§ **What you are asked to do**
Using the entries that follow, collect the lines where the word "standardized" appears.

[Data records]
-- BEGIN --
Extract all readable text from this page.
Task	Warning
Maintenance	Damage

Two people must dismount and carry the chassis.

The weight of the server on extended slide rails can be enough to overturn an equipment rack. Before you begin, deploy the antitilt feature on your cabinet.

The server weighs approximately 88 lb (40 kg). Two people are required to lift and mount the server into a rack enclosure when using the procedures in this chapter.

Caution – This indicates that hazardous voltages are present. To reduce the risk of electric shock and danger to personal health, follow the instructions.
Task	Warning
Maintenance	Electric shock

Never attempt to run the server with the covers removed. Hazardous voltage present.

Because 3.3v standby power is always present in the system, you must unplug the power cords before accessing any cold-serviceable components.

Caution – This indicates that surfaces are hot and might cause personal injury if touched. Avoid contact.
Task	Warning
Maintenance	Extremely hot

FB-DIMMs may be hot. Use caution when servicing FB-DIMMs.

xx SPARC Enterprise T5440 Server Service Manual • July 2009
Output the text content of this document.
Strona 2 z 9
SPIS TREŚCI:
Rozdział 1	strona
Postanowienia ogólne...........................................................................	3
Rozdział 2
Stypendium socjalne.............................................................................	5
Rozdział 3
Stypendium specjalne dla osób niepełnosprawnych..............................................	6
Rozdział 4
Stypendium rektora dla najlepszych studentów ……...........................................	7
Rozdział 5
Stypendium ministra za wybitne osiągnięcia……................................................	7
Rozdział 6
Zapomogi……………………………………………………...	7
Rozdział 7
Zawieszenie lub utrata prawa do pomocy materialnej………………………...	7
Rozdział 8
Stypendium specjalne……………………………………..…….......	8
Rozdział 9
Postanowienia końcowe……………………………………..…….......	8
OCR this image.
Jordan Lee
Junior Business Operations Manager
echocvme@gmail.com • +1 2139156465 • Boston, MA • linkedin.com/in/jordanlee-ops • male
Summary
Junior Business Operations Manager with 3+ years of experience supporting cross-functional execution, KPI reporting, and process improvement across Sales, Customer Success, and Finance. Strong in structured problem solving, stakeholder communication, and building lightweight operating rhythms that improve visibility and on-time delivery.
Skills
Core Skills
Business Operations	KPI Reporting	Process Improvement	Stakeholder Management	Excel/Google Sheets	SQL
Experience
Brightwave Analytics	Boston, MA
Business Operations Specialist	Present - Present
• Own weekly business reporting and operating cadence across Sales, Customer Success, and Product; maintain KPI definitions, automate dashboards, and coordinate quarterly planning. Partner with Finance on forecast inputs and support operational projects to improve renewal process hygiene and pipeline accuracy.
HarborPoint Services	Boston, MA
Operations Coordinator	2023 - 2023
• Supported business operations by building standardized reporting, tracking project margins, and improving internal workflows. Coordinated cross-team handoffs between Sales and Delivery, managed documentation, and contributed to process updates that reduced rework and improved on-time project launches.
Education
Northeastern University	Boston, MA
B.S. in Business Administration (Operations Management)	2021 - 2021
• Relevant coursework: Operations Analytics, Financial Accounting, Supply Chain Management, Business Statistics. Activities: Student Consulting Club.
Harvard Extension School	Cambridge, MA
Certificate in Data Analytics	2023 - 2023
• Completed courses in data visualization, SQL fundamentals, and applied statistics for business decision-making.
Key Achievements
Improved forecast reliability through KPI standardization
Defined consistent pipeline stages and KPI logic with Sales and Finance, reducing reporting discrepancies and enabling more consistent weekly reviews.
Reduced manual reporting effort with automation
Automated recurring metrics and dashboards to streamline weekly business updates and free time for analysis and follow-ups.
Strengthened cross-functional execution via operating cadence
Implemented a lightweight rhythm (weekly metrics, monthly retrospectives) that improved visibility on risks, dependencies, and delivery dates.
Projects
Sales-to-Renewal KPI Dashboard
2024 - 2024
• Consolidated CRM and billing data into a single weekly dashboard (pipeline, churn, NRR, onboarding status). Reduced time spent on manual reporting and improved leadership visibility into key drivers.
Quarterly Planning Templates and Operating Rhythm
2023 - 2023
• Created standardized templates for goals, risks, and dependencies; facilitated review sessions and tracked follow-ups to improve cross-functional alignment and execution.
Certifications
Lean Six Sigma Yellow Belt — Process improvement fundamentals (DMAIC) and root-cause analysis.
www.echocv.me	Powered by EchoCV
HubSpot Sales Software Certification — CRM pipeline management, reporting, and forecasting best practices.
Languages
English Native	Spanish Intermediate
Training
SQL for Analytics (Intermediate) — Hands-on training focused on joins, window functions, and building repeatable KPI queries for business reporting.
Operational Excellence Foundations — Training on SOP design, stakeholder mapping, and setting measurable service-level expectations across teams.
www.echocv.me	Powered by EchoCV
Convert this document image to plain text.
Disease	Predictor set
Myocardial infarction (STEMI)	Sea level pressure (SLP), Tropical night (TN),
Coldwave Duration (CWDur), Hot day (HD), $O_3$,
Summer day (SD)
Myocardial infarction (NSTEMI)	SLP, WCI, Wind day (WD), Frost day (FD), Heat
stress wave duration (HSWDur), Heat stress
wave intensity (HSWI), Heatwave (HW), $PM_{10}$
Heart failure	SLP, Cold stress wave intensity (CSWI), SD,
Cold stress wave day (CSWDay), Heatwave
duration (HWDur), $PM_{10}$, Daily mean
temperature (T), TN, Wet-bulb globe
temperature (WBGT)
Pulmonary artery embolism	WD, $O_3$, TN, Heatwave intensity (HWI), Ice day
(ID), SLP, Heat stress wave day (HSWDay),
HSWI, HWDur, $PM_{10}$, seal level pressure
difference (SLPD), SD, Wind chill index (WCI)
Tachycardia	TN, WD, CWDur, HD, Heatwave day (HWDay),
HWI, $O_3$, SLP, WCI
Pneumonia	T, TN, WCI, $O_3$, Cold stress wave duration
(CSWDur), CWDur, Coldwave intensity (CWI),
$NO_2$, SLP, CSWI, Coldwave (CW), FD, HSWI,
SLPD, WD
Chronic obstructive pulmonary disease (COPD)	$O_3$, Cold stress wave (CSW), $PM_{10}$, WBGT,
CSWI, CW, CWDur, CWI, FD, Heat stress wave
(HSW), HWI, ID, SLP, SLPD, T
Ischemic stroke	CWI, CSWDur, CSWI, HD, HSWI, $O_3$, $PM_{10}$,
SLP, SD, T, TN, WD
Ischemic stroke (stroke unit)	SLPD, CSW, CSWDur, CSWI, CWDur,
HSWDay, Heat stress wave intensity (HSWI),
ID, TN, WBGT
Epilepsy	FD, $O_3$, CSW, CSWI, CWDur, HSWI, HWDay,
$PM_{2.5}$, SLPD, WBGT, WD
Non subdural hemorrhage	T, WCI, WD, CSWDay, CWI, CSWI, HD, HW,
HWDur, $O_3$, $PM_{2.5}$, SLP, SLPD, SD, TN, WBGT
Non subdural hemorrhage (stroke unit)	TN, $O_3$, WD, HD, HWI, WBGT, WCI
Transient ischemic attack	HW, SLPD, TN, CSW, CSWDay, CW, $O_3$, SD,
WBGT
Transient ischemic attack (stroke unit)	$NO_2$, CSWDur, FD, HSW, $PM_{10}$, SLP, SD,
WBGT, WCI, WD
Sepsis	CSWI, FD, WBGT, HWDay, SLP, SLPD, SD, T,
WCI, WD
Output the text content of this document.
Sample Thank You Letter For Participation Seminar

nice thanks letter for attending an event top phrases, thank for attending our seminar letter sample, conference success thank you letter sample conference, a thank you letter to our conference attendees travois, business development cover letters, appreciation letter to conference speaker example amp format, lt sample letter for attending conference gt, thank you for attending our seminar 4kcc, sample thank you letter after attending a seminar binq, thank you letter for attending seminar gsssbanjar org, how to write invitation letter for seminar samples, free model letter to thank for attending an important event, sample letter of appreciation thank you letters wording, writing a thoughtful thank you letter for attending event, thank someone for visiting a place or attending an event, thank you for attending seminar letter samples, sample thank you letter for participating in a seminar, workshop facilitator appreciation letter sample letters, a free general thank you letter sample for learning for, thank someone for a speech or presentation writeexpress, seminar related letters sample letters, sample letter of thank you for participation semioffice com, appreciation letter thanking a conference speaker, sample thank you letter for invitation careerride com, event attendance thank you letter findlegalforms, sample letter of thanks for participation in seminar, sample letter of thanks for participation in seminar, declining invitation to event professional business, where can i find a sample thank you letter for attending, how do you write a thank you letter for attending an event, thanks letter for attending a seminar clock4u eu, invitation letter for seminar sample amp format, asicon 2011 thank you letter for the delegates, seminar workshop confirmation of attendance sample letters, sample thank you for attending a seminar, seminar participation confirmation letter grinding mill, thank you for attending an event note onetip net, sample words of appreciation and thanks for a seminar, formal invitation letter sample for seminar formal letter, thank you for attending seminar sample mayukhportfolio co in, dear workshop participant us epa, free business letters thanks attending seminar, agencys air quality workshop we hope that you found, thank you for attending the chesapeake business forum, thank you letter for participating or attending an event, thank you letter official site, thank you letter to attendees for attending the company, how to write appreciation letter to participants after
-- END --
§ **Solution**
• Supported business operations by building standardized reporting, tracking project margins, and improving internal workflows. Coordinated cross-team handoffs between Sales and Delivery, managed documentation, and contributed to process updates that reduced rework and improved on-time project launches.
• Created standardized templates for goals, risks, and dependencies; facilitated review sessions and tracked follow-ups to improve cross-functional alignment and execution.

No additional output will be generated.